GIVEN EXERCISE: Extract the full set of records, then give each one again exactly.

####################

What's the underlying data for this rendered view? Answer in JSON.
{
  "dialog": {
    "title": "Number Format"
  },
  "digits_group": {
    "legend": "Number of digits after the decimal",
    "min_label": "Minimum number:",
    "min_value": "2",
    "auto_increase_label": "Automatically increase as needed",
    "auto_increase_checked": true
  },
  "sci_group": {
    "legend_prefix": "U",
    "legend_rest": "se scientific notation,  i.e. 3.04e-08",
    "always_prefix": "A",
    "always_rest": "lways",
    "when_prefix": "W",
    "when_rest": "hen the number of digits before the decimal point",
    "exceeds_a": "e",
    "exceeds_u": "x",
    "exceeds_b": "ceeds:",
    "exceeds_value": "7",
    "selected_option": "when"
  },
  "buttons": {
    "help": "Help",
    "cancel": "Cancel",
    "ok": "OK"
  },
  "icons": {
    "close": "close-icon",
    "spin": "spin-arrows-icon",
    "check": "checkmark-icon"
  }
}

####################

SOLUTION FOR THIS EXERCISE:
What's the underlying data for this rendered view? Answer in JSON.
{
  "dialog": {
    "title": "Number Format"
  },
  "digits_group": {
    "legend": "Number of digits after the decimal",
    "min_label": "Minimum number:",
    "min_value": "2",
    "auto_increase_label": "Automatically increase as needed",
    "auto_increase_checked": true
  },
  "sci_group": {
    "legend_prefix": "U",
    "legend_rest": "se scientific notation,  i.e. 3.04e-08",
    "always_prefix": "A",
    "always_rest": "lways",
    "when_prefix": "W",
    "when_rest": "hen the number of digits before the decimal point",
    "exceeds_a": "e",
    "exceeds_u": "x",
    "exceeds_b": "ceeds:",
    "exceeds_value": "7",
    "selected_option": "when"
  },
  "buttons": {
    "help": "Help",
    "cancel": "Cancel",
    "ok": "OK"
  },
  "icons": {
    "close": "close-icon",
    "spin": "spin-arrows-icon",
    "check": "checkmark-icon"
  }
}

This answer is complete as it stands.